▶ _Excerto do documento_
◇ ◇ ◇ ◇ ◇ ◇ ◇

SAMUEL FERNANDES DE ALMEIDA

TEMPOS DE CRISE – Nada ficará igual. Dificilmente o mundo ficará igual depois desta crise sanitária e de saúde à escala global. O COVID-19 é mais que uma pandemia, é um terramoto que colocará à prova os valores, modelos e a sustentabilidade das sociedades democráticas. Miguel Poiares Maduro fez recentemente um ótimo retrato dos desafios que se colocam aos modelos democráticos face às tentações do populismo, dos nacionalismos e, em última instância, do ressurgimento dos poderes autoritários. Estando a pandemia neste momento concentrada na Europa – com milhares de mortos em Itália, Espanha e França – uma eventual incapacidade de resposta eficaz das democracias plurais e liberais poderá desencadear uma forte reação de um eleitorado desgastado e insatisfeito com a resposta dos modelos tradicionais de representação política. Esse é um risco que teremos de ter presente.

◇ ◇ ◇ ◇ ◇ ◇ ◇

▶ _Material fornecido_

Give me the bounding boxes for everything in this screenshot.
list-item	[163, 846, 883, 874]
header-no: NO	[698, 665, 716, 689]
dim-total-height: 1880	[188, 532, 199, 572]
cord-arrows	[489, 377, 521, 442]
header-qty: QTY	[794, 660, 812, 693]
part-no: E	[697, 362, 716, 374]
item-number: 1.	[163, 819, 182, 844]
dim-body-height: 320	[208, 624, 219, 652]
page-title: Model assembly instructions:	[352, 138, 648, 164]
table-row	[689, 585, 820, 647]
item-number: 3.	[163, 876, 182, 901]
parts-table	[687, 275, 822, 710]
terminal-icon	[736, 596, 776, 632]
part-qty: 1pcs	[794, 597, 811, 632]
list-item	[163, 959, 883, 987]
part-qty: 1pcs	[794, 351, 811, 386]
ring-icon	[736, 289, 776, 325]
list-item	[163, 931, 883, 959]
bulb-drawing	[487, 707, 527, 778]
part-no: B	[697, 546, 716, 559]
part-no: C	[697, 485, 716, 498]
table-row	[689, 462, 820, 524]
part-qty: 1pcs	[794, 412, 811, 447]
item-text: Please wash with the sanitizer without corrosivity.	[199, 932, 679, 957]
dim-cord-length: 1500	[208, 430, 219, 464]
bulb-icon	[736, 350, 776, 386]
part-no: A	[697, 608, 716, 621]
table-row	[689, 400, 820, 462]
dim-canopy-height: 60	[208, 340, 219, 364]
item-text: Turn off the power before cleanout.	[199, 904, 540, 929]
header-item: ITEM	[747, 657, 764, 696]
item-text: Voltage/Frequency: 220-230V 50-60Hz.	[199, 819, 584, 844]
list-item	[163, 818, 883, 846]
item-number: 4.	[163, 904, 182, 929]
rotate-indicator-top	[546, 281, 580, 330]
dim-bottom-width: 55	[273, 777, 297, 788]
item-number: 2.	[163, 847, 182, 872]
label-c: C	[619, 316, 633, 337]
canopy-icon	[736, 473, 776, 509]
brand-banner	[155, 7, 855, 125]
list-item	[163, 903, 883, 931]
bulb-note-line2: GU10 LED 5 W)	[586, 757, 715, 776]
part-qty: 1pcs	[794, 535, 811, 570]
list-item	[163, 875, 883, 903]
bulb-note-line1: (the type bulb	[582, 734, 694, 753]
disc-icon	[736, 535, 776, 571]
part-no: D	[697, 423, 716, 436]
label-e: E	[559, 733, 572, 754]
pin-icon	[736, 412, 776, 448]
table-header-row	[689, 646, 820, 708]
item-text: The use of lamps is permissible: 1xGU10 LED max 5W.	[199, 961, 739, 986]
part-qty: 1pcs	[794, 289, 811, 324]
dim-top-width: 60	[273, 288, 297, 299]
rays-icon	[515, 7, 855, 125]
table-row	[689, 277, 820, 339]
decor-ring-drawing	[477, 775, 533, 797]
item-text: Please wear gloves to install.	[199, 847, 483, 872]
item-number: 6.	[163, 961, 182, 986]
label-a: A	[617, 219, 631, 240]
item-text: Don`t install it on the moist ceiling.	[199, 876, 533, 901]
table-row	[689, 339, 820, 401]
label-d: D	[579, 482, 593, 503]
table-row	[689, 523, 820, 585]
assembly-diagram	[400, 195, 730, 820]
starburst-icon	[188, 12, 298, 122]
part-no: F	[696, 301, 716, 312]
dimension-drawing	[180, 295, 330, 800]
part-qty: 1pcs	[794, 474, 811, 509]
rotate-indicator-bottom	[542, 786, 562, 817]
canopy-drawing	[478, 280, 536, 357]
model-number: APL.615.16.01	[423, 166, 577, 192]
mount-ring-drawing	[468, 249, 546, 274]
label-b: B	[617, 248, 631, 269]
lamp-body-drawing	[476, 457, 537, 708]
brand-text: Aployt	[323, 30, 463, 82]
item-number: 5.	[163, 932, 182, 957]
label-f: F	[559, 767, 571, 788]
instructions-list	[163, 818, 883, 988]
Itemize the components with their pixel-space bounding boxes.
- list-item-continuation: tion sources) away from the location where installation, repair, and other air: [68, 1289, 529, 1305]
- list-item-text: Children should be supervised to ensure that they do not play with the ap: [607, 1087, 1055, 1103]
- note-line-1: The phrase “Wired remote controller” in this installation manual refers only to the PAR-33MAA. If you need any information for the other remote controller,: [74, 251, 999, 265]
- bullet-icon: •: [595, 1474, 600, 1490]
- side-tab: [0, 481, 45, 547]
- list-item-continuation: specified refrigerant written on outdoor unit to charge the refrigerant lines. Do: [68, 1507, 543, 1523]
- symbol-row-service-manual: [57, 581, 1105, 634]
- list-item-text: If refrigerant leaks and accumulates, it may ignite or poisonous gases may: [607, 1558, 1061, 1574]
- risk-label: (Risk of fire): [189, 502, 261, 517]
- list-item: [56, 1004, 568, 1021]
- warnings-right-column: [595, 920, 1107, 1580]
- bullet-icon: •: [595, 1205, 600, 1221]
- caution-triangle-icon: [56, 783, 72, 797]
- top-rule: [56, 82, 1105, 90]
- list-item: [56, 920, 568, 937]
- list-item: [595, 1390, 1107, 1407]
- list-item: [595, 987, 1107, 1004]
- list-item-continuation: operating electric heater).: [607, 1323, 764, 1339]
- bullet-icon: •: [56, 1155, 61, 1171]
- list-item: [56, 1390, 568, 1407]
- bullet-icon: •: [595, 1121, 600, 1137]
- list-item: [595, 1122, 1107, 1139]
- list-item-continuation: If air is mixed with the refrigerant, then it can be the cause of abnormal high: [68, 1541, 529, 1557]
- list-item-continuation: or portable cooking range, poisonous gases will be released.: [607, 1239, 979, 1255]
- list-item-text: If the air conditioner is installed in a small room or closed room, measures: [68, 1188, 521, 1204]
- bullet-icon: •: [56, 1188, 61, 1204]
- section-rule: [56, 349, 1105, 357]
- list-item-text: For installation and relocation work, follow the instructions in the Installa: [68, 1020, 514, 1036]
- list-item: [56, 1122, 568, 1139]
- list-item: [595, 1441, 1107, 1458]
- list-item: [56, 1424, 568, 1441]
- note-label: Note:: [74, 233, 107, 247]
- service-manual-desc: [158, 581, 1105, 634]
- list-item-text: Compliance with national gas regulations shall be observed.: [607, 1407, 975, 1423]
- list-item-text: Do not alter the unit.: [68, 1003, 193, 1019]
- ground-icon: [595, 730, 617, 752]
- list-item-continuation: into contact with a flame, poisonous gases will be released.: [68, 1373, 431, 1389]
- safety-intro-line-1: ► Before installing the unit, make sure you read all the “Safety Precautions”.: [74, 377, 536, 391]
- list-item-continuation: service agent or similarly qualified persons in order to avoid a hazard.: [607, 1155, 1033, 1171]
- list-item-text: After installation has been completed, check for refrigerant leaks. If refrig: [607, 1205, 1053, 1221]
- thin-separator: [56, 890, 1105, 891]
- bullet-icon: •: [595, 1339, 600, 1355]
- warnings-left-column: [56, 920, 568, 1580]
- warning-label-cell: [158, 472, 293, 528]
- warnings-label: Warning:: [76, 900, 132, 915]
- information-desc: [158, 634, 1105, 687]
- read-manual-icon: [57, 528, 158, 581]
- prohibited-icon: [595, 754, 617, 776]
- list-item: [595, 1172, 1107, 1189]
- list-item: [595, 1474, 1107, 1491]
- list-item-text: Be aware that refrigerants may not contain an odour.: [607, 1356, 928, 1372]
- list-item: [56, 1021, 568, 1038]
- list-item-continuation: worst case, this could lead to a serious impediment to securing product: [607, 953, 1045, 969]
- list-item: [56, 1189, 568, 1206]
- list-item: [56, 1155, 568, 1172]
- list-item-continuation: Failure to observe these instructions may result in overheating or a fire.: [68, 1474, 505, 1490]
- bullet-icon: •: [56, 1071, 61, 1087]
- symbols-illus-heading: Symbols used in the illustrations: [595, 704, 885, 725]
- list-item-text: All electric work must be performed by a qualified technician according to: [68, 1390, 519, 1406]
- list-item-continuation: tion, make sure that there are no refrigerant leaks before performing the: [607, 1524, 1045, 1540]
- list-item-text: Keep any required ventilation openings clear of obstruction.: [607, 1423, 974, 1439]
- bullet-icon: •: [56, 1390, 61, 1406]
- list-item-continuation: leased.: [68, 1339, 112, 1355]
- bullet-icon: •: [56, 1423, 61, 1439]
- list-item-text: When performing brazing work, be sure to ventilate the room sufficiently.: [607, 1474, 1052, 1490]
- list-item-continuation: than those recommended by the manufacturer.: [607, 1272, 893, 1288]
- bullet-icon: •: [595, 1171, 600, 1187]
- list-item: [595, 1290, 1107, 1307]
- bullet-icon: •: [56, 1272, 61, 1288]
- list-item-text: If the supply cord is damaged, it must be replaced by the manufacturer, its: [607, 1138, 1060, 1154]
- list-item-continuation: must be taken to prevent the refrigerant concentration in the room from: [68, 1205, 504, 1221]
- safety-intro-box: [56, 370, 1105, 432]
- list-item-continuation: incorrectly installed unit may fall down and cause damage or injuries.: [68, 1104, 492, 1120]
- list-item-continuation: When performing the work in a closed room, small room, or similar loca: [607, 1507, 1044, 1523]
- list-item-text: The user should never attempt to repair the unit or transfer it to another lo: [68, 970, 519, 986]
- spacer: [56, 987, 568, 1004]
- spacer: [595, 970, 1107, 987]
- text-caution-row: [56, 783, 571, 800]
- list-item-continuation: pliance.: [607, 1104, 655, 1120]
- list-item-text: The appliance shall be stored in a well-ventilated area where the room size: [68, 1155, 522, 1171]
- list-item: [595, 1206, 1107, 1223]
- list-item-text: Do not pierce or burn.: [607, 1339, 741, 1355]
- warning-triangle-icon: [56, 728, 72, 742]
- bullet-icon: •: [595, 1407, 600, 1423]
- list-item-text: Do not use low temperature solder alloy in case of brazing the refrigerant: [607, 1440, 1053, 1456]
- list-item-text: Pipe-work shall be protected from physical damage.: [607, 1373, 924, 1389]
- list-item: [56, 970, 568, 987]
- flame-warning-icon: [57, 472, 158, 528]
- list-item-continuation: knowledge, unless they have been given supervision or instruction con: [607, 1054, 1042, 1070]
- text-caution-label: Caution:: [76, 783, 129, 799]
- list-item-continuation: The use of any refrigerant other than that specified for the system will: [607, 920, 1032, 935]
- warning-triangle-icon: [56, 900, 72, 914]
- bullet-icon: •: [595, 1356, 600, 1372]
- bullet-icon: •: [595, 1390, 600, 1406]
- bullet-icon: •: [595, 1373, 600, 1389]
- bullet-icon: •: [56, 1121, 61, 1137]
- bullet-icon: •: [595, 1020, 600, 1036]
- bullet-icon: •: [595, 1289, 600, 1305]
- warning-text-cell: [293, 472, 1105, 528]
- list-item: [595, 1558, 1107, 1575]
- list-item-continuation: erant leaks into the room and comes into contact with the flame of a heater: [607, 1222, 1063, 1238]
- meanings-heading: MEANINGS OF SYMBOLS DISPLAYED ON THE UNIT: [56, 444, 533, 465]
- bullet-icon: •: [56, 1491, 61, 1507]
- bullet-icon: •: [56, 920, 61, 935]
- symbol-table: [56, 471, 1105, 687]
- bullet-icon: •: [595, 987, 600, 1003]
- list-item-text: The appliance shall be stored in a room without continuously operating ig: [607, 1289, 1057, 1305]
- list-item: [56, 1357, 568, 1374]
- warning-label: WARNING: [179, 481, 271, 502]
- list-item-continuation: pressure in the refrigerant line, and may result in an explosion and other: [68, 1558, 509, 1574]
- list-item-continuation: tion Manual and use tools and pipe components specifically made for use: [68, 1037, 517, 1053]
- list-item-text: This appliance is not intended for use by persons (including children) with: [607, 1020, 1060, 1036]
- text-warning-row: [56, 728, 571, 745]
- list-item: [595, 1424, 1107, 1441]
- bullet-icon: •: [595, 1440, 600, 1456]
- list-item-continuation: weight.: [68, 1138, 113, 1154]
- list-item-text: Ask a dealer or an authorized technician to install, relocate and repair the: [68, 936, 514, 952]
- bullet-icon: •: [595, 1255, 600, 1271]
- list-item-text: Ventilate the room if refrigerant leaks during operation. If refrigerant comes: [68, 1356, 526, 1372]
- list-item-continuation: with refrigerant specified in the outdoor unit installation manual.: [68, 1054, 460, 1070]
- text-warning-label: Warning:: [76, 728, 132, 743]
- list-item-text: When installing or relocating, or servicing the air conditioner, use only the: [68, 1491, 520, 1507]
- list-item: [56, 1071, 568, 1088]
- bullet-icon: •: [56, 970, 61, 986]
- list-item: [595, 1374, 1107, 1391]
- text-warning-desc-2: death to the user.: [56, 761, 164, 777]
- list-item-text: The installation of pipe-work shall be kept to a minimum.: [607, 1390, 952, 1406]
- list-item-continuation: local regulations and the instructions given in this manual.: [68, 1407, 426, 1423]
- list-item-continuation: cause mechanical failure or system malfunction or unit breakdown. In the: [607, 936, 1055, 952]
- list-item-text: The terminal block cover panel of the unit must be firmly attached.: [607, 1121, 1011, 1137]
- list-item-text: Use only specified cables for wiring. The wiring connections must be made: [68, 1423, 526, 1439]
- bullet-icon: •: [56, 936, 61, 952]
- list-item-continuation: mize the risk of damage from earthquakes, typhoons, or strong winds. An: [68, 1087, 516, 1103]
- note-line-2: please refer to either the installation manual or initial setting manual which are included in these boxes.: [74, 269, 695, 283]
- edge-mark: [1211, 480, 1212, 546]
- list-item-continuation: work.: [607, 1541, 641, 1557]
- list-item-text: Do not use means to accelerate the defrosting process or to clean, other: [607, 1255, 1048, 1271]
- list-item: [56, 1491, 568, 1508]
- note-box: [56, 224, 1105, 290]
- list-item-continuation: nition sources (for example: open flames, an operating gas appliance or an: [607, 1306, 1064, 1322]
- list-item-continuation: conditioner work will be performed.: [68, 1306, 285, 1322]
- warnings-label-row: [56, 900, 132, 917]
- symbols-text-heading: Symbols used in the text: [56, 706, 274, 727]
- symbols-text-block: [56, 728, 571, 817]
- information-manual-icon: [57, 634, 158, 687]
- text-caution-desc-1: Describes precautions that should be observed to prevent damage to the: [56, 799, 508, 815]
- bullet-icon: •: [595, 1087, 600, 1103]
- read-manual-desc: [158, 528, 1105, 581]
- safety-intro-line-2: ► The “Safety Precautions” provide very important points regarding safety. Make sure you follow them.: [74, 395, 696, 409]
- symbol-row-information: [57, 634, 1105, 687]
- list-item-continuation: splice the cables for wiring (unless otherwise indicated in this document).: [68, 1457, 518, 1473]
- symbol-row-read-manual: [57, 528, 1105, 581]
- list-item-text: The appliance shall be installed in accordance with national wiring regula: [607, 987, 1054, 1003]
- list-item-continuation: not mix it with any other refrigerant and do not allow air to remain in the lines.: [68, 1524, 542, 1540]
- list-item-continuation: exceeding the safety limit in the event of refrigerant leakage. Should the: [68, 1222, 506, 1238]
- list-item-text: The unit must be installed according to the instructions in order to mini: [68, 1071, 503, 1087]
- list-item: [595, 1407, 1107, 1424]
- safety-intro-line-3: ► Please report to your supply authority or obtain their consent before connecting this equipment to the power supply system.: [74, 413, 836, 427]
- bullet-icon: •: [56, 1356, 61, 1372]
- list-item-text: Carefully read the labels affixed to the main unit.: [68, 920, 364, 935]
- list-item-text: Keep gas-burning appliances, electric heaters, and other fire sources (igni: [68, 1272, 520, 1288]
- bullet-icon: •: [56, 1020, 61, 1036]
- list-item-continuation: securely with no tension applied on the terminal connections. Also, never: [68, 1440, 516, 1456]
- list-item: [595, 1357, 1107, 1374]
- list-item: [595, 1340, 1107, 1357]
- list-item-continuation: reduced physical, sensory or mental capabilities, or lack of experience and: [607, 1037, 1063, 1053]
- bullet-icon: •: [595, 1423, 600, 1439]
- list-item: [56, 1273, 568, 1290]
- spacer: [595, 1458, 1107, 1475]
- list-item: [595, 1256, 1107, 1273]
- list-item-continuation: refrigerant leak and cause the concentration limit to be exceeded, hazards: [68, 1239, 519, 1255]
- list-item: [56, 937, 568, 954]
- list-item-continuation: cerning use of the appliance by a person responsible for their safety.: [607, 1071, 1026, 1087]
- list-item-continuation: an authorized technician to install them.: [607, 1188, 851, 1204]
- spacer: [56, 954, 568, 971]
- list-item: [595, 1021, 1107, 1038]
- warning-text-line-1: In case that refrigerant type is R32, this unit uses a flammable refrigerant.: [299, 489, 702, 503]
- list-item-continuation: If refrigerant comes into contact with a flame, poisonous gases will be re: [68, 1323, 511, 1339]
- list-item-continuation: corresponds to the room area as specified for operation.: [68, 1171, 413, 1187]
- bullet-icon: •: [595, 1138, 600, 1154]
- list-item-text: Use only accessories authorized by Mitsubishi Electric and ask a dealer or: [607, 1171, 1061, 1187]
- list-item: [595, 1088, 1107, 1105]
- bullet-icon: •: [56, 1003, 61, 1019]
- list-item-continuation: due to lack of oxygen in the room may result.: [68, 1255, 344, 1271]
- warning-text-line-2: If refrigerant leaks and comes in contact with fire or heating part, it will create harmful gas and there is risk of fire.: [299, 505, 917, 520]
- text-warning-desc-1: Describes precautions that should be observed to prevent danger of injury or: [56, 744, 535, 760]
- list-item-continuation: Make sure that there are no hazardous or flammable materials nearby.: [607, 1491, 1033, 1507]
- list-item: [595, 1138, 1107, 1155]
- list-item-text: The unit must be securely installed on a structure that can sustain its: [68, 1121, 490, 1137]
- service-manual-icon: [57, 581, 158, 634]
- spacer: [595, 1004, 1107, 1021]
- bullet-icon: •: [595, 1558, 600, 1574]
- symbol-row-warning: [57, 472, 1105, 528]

◇ ◇ ◇ ◇ ◇ ◇ ◇

▶ _Tarefas a realizar_
A) Indique se cada uma das afirmações seguintes está de acordo com o texto sobre a crise sanitária, justificando com as palavras do texto que o comprovam: (i) a pandemia está neste momento concentrada na Europa; (ii) Miguel Poiares Maduro traçou um retrato dos desafios que se colocam aos modelos democráticos; (iii) o mundo ficará certamente igual depois desta crise.
B) Transcreva do texto sobre a crise sanitária o trecho que vai de "TEMPOS DE CRISE" a "de ter presente.".
C) Retome o texto sobre a crise sanitária, continuando-o a partir da última frase apresentada.

▶ _Respostas ao exercício_
A)
(i) Sim: "Estando a pandemia neste momento concentrada na Europa".
(ii) Sim: "Miguel Poiares Maduro fez recentemente um ótimo retrato dos desafios que se colocam aos modelos democráticos".
(iii) Não: "Dificilmente o mundo ficará igual depois desta crise sanitária e de saúde à escala global."

B)
TEMPOS DE CRISE – Nada ficará igual. Dificilmente o mundo ficará igual depois desta crise sanitária e de saúde à escala global. O COVID-19 é mais que uma pandemia, é um terramoto que colocará à prova os valores, modelos e a sustentabilidade das sociedades democráticas. Miguel Poiares Maduro fez recentemente um ótimo retrato dos desafios que se colocam aos modelos democráticos face às tentações do populismo, dos nacionalismos e, em última instância, do ressurgimento dos poderes autoritários. Estando a pandemia neste momento concentrada na Europa – com milhares de mortos em Itália, Espanha e França – uma eventual incapacidade de resposta eficaz das democracias plurais e liberais poderá desencadear uma forte reação de um eleitorado desgastado e insatisfeito com a resposta dos modelos tradicionais de representação política. Esse é um risco que teremos de ter presente.

C)
Paralisação de vários setores – Do ponto de vista económico, é difícil antecipar a totalidade dos impactos, mas parece evidente que a paralisação de vários setores tradicionais de atividade – turismo, aviação e por arrasto a construção civil – implicará uma recessão a nível global com diversas falências e um aumento do desemprego. A dimensão da crise dependerá em larga escala da capacidade de contenção da epidemia, contudo, estou convencido que a confiança dos consumidores demorará largos meses a ser reposta com impacto natural no investimento. Portugal, cujo modelo económico está especialmente alavancado no turismo, terá desafios exigentes pela sua frente. Mas é, igualmente expetável, um reposicionamento dos consumidores, aderindo a movimentos iniciados no Norte da Europa e direcionados para consumos mais moderados e responsáveis. É de admitir que a taxa de poupança possa incrementar, com menos viagens de lazer, menos consumo de bens duradouros e de luxo.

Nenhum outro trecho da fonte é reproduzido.